**FRAGMENTO DEL DOCUMENTO**
---+---

El antisemitismo seguía goteando entre los intersticios de la Rusia soviética, incluso después de la muerte de Stalin. Jrushchov, recoge Montefiore, “llegó a comentar en tono condescendiente” a unos comunistas polacos que “ya conocemos a los judíos; todos tienen alguna conexión con el mundo capitalista porque tienen parientes viviendo en el extranjero. Éste tiene una abuela, el de más allá…empezó la Guerra Fría; los imperialistas conspiraban para ver el modo de atacar a la URSS; luego los judíos quisieron establecerse en Crimea…aquí están Crimea y Bakú…a través de sus parientes y amigos, los judíos habían creado una red destinada a hacer realidad los planes de los americanos. Por eso Stalin acabó con ella”. Seguramente la mejor descripción histórica de lo judío en Rusia la hace el Babel que citábamos al principio, un escritor (purgado como tantos otros por Stalin) hijo de comerciante judío que vivió en la tensión permanente entre sus dos almas, judía y marxista, con la identidad personal, por así decirlo, desdoblada. En “El primer amor”, uno de sus “Cuentos de Odesa”, relata cómo “la turba saqueaba nuestra tienda, sacaba cajones de clavos, máquinas, y mi nuevo retrato con uniforme escolar” y su padre se acercó a “un oficial con bandas en el pantalón, con cinturón plateado de gala” que cabalgaba a la cabeza de un grupo de cosacos “despacio, sin mirar a los lados, parecía marchar por un barranco donde sólo se puede mirar hacia adelante. Capitán, musitó mi padre cuando el cosaco pasaba por su lado, capitán, dijo mi padre encogiendo la cabeza y se arrodilló en el barro, mire, están destrozando lo sudado, capitán, ¿cómo puede ser…? El oficial murmuró algo, se llevó a la gorra el guante limón y soltó la rienda pero el caballo no se movió. Mi padre se arrastraba de rodillas ante el caballo, se restregó contra sus patas cortas, bonachonas, despeluzadas. A sus órdenes, dijo el capitán, tiró de la rienda y se fue. Los cosacos le siguieron. Cabalgaron impávidos en sus sillas altas, marcharon por el barranco imaginado hasta perderse en la bocacalle de la Sobórnaya”.

---+---

**ENTRADAS MOSTRADAS**
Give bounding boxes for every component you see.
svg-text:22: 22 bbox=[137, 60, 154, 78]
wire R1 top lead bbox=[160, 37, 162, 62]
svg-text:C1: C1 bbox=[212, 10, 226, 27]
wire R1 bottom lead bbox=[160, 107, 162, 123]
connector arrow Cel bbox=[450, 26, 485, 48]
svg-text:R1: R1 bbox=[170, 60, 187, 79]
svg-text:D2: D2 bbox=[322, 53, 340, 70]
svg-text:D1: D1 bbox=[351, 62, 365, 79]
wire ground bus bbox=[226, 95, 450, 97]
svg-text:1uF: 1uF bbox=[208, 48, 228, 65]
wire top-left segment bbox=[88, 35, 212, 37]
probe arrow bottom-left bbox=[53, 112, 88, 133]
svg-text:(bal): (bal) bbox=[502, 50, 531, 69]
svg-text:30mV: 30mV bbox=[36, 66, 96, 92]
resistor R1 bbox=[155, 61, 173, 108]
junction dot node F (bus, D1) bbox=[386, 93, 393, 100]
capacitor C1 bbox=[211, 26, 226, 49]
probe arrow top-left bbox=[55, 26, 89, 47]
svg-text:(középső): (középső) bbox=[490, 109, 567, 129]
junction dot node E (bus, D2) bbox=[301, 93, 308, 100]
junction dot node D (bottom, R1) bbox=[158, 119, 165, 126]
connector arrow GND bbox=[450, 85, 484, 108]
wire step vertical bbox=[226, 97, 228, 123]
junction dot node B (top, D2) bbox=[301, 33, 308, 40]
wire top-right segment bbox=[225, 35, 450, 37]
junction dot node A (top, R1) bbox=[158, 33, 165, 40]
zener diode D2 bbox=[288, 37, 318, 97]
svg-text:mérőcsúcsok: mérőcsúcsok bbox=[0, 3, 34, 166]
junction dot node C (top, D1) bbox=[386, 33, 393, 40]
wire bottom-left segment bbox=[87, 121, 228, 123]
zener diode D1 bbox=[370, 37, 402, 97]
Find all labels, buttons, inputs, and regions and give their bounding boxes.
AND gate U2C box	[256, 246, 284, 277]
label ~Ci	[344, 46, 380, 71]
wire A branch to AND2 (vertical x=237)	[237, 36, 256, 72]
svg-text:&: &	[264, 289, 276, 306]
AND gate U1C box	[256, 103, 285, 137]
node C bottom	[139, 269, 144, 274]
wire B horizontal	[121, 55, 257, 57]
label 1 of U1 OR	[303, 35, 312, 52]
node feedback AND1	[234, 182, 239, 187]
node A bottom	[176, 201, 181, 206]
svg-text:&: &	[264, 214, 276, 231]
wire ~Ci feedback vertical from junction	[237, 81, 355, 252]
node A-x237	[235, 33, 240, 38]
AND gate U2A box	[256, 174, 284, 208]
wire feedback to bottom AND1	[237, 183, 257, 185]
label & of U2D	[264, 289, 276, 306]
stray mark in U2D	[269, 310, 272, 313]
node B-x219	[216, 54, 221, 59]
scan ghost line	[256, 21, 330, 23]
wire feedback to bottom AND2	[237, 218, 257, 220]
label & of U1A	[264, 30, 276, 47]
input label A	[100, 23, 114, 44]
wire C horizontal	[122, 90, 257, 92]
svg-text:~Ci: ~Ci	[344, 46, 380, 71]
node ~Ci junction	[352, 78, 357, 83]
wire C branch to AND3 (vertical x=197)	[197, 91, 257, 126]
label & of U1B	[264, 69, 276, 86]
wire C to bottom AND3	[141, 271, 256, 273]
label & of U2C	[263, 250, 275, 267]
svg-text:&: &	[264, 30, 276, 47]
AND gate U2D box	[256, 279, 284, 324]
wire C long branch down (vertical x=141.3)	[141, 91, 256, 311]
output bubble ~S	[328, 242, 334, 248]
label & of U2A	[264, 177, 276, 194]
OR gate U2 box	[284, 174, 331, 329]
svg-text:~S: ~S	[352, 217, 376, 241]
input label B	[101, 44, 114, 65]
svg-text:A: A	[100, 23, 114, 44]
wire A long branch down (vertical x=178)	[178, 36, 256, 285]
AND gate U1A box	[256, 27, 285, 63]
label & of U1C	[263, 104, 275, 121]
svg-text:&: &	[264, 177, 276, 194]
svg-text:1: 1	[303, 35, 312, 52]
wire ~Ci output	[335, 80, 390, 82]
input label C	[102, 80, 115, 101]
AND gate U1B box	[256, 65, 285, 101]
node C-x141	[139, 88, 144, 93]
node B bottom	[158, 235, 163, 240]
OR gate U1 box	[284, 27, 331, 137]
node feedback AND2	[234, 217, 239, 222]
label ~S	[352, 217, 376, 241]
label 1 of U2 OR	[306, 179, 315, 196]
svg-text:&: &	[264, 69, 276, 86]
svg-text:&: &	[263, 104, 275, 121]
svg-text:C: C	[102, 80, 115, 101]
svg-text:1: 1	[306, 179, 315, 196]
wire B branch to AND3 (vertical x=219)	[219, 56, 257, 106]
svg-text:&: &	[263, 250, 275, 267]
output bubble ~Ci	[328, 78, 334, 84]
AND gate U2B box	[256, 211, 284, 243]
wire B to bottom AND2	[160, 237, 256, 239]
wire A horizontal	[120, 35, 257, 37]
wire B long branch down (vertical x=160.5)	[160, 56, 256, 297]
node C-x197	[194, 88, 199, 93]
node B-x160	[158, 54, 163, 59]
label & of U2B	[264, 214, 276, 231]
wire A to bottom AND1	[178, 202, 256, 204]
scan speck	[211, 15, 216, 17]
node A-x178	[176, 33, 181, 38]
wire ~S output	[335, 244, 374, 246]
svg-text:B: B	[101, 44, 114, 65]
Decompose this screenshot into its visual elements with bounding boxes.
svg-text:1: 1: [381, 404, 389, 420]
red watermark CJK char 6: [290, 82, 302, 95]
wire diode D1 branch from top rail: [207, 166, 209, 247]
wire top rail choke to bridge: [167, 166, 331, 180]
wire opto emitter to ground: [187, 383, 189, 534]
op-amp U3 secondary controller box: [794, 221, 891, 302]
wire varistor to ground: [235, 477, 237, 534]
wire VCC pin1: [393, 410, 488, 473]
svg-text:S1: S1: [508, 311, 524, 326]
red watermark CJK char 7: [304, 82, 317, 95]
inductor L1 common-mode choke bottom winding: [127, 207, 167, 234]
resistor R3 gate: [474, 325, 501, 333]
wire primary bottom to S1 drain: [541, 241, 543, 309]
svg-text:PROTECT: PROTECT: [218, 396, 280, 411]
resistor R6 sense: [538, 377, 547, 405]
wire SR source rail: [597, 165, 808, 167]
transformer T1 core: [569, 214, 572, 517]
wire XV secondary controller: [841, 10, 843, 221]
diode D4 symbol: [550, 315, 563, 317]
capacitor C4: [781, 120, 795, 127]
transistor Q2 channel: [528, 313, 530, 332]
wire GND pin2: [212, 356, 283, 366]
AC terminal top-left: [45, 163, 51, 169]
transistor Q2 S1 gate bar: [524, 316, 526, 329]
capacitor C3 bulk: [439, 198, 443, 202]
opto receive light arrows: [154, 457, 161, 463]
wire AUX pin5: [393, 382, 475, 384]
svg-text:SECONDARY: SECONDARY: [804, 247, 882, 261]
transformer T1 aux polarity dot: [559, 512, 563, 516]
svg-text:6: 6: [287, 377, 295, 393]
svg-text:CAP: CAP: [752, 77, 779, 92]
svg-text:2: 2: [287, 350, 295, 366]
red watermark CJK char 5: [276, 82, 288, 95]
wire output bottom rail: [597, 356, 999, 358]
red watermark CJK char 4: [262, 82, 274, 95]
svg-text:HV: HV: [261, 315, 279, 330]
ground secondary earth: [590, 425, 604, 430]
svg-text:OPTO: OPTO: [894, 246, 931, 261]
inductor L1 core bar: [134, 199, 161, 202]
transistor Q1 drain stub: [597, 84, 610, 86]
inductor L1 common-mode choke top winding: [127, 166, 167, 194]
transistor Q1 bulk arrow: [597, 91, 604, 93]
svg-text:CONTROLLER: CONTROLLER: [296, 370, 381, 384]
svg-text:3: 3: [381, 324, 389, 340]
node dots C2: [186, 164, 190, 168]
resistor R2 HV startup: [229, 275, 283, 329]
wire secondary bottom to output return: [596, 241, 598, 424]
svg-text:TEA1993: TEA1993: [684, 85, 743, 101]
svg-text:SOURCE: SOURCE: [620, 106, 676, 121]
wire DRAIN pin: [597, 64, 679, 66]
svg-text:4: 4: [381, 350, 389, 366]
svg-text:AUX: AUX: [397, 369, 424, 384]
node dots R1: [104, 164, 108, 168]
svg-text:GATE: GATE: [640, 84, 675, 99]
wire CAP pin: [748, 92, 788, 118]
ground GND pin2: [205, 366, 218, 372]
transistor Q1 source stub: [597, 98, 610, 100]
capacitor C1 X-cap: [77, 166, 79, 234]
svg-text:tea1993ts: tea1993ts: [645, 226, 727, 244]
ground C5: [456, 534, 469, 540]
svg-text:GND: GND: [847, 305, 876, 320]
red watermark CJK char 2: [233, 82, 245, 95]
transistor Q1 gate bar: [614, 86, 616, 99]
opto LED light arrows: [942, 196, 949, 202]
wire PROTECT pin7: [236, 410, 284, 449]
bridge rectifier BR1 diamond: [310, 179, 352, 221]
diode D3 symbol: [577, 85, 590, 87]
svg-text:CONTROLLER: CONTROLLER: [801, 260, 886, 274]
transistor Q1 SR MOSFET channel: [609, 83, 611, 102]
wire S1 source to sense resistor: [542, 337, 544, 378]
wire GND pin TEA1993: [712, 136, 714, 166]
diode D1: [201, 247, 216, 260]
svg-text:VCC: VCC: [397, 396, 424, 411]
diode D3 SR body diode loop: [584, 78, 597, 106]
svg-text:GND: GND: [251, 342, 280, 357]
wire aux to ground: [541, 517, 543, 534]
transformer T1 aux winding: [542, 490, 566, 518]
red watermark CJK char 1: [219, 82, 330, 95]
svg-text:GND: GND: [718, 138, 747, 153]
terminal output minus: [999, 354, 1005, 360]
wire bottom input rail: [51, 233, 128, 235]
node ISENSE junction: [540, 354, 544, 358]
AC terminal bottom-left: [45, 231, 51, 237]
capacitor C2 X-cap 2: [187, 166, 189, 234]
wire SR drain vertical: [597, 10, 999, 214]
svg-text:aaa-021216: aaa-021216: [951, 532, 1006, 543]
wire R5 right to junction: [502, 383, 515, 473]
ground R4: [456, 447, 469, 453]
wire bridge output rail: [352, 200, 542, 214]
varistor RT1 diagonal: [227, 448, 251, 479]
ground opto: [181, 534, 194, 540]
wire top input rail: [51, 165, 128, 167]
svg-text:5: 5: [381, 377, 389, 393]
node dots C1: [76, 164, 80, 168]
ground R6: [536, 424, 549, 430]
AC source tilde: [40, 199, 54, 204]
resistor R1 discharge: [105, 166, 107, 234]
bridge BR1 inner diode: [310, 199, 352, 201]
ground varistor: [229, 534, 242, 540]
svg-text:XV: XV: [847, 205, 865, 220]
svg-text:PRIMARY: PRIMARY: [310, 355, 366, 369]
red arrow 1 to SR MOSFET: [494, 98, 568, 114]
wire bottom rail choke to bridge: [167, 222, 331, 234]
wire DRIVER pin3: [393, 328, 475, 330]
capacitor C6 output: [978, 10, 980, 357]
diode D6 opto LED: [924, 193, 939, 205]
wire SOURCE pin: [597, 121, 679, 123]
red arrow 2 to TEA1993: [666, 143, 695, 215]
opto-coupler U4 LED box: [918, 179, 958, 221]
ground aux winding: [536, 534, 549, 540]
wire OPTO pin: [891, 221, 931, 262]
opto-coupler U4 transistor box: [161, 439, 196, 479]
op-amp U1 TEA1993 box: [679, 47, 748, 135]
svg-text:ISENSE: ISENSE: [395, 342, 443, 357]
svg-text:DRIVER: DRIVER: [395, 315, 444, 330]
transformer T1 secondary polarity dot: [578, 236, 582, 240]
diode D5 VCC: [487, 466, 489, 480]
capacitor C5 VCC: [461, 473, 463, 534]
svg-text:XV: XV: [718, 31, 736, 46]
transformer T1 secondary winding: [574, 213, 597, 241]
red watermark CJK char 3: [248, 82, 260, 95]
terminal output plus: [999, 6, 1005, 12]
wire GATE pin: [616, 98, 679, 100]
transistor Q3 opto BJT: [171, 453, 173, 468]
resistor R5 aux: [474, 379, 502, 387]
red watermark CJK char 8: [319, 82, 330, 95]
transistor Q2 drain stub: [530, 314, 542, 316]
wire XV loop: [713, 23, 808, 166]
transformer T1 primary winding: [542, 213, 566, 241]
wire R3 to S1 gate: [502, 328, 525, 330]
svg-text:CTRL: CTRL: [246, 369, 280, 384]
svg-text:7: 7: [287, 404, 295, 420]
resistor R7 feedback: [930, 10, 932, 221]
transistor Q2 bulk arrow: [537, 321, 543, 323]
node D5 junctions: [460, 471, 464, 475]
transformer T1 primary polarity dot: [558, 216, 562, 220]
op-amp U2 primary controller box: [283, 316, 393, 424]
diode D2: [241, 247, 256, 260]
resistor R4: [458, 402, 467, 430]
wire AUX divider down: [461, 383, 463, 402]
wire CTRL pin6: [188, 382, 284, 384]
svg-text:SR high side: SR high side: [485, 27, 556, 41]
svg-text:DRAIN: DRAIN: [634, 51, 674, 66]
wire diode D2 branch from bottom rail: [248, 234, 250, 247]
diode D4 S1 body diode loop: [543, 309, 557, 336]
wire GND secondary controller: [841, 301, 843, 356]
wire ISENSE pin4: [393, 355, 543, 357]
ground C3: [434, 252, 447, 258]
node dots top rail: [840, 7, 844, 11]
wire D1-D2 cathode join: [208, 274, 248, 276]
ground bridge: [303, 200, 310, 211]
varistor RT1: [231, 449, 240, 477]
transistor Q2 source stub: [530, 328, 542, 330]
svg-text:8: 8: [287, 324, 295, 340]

---+---

**QUÉ HACER**
Según el fragmento del documento, ¿qué título tiene el relato de los “Cuentos de Odesa” que se cita? Para esta actividad no hace falta consultar las entradas.

**RESPUESTA**
“El primer amor”.